Extracted data entries:
--------------------------------------------------

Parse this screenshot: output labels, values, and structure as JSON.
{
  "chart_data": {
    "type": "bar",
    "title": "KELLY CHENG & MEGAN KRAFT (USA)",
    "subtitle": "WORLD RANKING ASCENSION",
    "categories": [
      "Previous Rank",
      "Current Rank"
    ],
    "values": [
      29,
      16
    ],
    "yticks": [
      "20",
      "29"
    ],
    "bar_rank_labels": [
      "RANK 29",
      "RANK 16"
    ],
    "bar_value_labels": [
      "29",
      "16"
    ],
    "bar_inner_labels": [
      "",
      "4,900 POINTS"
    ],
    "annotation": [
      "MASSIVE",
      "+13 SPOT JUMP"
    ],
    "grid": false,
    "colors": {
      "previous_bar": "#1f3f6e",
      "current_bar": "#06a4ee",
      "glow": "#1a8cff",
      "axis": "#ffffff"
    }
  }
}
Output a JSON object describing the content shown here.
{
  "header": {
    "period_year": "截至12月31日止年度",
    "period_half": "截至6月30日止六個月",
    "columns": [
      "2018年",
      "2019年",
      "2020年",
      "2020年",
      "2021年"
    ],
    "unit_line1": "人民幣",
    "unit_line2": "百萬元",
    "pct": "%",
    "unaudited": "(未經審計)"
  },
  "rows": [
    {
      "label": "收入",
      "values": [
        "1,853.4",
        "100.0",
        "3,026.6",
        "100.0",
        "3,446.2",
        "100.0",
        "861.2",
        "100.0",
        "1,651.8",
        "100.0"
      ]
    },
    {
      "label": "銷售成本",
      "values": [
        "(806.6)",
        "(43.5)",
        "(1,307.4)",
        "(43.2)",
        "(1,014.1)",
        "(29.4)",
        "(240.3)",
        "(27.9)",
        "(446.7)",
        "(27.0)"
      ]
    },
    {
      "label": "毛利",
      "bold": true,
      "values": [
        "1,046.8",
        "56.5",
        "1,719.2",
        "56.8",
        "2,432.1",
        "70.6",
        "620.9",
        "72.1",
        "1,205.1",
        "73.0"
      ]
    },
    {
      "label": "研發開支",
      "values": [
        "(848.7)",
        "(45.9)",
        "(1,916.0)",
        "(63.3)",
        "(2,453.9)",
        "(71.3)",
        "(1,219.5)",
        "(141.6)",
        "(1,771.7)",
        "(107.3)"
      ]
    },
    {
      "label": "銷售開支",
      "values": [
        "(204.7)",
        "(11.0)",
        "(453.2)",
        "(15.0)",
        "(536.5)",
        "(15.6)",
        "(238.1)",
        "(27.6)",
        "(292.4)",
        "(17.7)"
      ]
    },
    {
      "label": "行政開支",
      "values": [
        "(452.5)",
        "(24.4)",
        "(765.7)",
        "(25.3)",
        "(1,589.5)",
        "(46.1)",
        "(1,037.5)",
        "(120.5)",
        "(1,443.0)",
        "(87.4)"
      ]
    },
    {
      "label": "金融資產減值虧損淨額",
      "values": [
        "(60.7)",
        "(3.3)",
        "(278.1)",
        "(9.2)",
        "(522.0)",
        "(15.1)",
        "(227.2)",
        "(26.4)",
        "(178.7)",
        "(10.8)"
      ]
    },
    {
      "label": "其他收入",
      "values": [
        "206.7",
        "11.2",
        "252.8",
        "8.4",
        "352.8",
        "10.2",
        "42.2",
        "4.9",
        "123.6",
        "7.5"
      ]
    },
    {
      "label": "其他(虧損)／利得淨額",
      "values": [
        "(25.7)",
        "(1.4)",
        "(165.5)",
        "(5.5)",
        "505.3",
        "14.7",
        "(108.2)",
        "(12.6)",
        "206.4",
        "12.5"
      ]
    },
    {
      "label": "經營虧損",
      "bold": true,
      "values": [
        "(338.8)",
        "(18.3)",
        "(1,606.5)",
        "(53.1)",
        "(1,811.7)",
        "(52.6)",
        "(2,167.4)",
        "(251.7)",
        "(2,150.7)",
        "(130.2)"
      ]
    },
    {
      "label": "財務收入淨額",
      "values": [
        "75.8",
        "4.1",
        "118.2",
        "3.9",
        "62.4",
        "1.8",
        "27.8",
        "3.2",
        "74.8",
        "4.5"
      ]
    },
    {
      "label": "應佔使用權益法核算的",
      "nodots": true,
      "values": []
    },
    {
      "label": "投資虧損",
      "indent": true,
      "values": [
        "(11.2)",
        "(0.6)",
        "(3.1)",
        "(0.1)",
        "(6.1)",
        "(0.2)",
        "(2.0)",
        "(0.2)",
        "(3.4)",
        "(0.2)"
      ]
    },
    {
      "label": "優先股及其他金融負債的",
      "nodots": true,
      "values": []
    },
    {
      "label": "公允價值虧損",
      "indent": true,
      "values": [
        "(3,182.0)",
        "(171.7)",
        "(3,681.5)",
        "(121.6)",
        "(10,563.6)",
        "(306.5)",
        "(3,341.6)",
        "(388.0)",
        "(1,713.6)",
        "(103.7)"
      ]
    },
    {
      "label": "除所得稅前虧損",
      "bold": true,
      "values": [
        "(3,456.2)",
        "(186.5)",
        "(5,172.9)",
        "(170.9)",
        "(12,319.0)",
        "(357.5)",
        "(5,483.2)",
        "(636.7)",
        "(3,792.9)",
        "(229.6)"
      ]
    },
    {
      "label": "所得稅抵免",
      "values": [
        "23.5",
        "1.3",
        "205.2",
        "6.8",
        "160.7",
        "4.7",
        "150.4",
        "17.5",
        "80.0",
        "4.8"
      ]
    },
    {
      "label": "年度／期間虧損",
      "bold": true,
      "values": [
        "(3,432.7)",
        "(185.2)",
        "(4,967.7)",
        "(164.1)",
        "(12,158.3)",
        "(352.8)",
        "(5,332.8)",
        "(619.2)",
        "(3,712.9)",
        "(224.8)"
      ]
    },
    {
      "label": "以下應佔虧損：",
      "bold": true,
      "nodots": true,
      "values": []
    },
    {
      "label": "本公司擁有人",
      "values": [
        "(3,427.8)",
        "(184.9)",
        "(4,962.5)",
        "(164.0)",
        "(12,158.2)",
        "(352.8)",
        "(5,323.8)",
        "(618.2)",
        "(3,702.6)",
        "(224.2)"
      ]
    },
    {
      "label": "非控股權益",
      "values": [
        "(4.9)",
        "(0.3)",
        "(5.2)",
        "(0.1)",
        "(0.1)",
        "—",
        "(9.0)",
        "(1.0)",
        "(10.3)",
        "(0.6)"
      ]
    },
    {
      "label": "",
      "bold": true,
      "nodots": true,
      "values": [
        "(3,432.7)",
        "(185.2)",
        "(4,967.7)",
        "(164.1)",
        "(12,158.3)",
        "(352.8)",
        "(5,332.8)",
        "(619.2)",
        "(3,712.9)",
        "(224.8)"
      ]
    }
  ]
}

--------------------------------------------------

Written problem> All of the entries above need to be reproduced exactly.

Solved problem>
Parse this screenshot: output labels, values, and structure as JSON.
{
  "chart_data": {
    "type": "bar",
    "title": "KELLY CHENG & MEGAN KRAFT (USA)",
    "subtitle": "WORLD RANKING ASCENSION",
    "categories": [
      "Previous Rank",
      "Current Rank"
    ],
    "values": [
      29,
      16
    ],
    "yticks": [
      "20",
      "29"
    ],
    "bar_rank_labels": [
      "RANK 29",
      "RANK 16"
    ],
    "bar_value_labels": [
      "29",
      "16"
    ],
    "bar_inner_labels": [
      "",
      "4,900 POINTS"
    ],
    "annotation": [
      "MASSIVE",
      "+13 SPOT JUMP"
    ],
    "grid": false,
    "colors": {
      "previous_bar": "#1f3f6e",
      "current_bar": "#06a4ee",
      "glow": "#1a8cff",
      "axis": "#ffffff"
    }
  }
}
Output a JSON object describing the content shown here.
{
  "header": {
    "period_year": "截至12月31日止年度",
    "period_half": "截至6月30日止六個月",
    "columns": [
      "2018年",
      "2019年",
      "2020年",
      "2020年",
      "2021年"
    ],
    "unit_line1": "人民幣",
    "unit_line2": "百萬元",
    "pct": "%",
    "unaudited": "(未經審計)"
  },
  "rows": [
    {
      "label": "收入",
      "values": [
        "1,853.4",
        "100.0",
        "3,026.6",
        "100.0",
        "3,446.2",
        "100.0",
        "861.2",
        "100.0",
        "1,651.8",
        "100.0"
      ]
    },
    {
      "label": "銷售成本",
      "values": [
        "(806.6)",
        "(43.5)",
        "(1,307.4)",
        "(43.2)",
        "(1,014.1)",
        "(29.4)",
        "(240.3)",
        "(27.9)",
        "(446.7)",
        "(27.0)"
      ]
    },
    {
      "label": "毛利",
      "bold": true,
      "values": [
        "1,046.8",
        "56.5",
        "1,719.2",
        "56.8",
        "2,432.1",
        "70.6",
        "620.9",
        "72.1",
        "1,205.1",
        "73.0"
      ]
    },
    {
      "label": "研發開支",
      "values": [
        "(848.7)",
        "(45.9)",
        "(1,916.0)",
        "(63.3)",
        "(2,453.9)",
        "(71.3)",
        "(1,219.5)",
        "(141.6)",
        "(1,771.7)",
        "(107.3)"
      ]
    },
    {
      "label": "銷售開支",
      "values": [
        "(204.7)",
        "(11.0)",
        "(453.2)",
        "(15.0)",
        "(536.5)",
        "(15.6)",
        "(238.1)",
        "(27.6)",
        "(292.4)",
        "(17.7)"
      ]
    },
    {
      "label": "行政開支",
      "values": [
        "(452.5)",
        "(24.4)",
        "(765.7)",
        "(25.3)",
        "(1,589.5)",
        "(46.1)",
        "(1,037.5)",
        "(120.5)",
        "(1,443.0)",
        "(87.4)"
      ]
    },
    {
      "label": "金融資產減值虧損淨額",
      "values": [
        "(60.7)",
        "(3.3)",
        "(278.1)",
        "(9.2)",
        "(522.0)",
        "(15.1)",
        "(227.2)",
        "(26.4)",
        "(178.7)",
        "(10.8)"
      ]
    },
    {
      "label": "其他收入",
      "values": [
        "206.7",
        "11.2",
        "252.8",
        "8.4",
        "352.8",
        "10.2",
        "42.2",
        "4.9",
        "123.6",
        "7.5"
      ]
    },
    {
      "label": "其他(虧損)／利得淨額",
      "values": [
        "(25.7)",
        "(1.4)",
        "(165.5)",
        "(5.5)",
        "505.3",
        "14.7",
        "(108.2)",
        "(12.6)",
        "206.4",
        "12.5"
      ]
    },
    {
      "label": "經營虧損",
      "bold": true,
      "values": [
        "(338.8)",
        "(18.3)",
        "(1,606.5)",
        "(53.1)",
        "(1,811.7)",
        "(52.6)",
        "(2,167.4)",
        "(251.7)",
        "(2,150.7)",
        "(130.2)"
      ]
    },
    {
      "label": "財務收入淨額",
      "values": [
        "75.8",
        "4.1",
        "118.2",
        "3.9",
        "62.4",
        "1.8",
        "27.8",
        "3.2",
        "74.8",
        "4.5"
      ]
    },
    {
      "label": "應佔使用權益法核算的",
      "nodots": true,
      "values": []
    },
    {
      "label": "投資虧損",
      "indent": true,
      "values": [
        "(11.2)",
        "(0.6)",
        "(3.1)",
        "(0.1)",
        "(6.1)",
        "(0.2)",
        "(2.0)",
        "(0.2)",
        "(3.4)",
        "(0.2)"
      ]
    },
    {
      "label": "優先股及其他金融負債的",
      "nodots": true,
      "values": []
    },
    {
      "label": "公允價值虧損",
      "indent": true,
      "values": [
        "(3,182.0)",
        "(171.7)",
        "(3,681.5)",
        "(121.6)",
        "(10,563.6)",
        "(306.5)",
        "(3,341.6)",
        "(388.0)",
        "(1,713.6)",
        "(103.7)"
      ]
    },
    {
      "label": "除所得稅前虧損",
      "bold": true,
      "values": [
        "(3,456.2)",
        "(186.5)",
        "(5,172.9)",
        "(170.9)",
        "(12,319.0)",
        "(357.5)",
        "(5,483.2)",
        "(636.7)",
        "(3,792.9)",
        "(229.6)"
      ]
    },
    {
      "label": "所得稅抵免",
      "values": [
        "23.5",
        "1.3",
        "205.2",
        "6.8",
        "160.7",
        "4.7",
        "150.4",
        "17.5",
        "80.0",
        "4.8"
      ]
    },
    {
      "label": "年度／期間虧損",
      "bold": true,
      "values": [
        "(3,432.7)",
        "(185.2)",
        "(4,967.7)",
        "(164.1)",
        "(12,158.3)",
        "(352.8)",
        "(5,332.8)",
        "(619.2)",
        "(3,712.9)",
        "(224.8)"
      ]
    },
    {
      "label": "以下應佔虧損：",
      "bold": true,
      "nodots": true,
      "values": []
    },
    {
      "label": "本公司擁有人",
      "values": [
        "(3,427.8)",
        "(184.9)",
        "(4,962.5)",
        "(164.0)",
        "(12,158.2)",
        "(352.8)",
        "(5,323.8)",
        "(618.2)",
        "(3,702.6)",
        "(224.2)"
      ]
    },
    {
      "label": "非控股權益",
      "values": [
        "(4.9)",
        "(0.3)",
        "(5.2)",
        "(0.1)",
        "(0.1)",
        "—",
        "(9.0)",
        "(1.0)",
        "(10.3)",
        "(0.6)"
      ]
    },
    {
      "label": "",
      "bold": true,
      "nodots": true,
      "values": [
        "(3,432.7)",
        "(185.2)",
        "(4,967.7)",
        "(164.1)",
        "(12,158.3)",
        "(352.8)",
        "(5,332.8)",
        "(619.2)",
        "(3,712.9)",
        "(224.8)"
      ]
    }
  ]
}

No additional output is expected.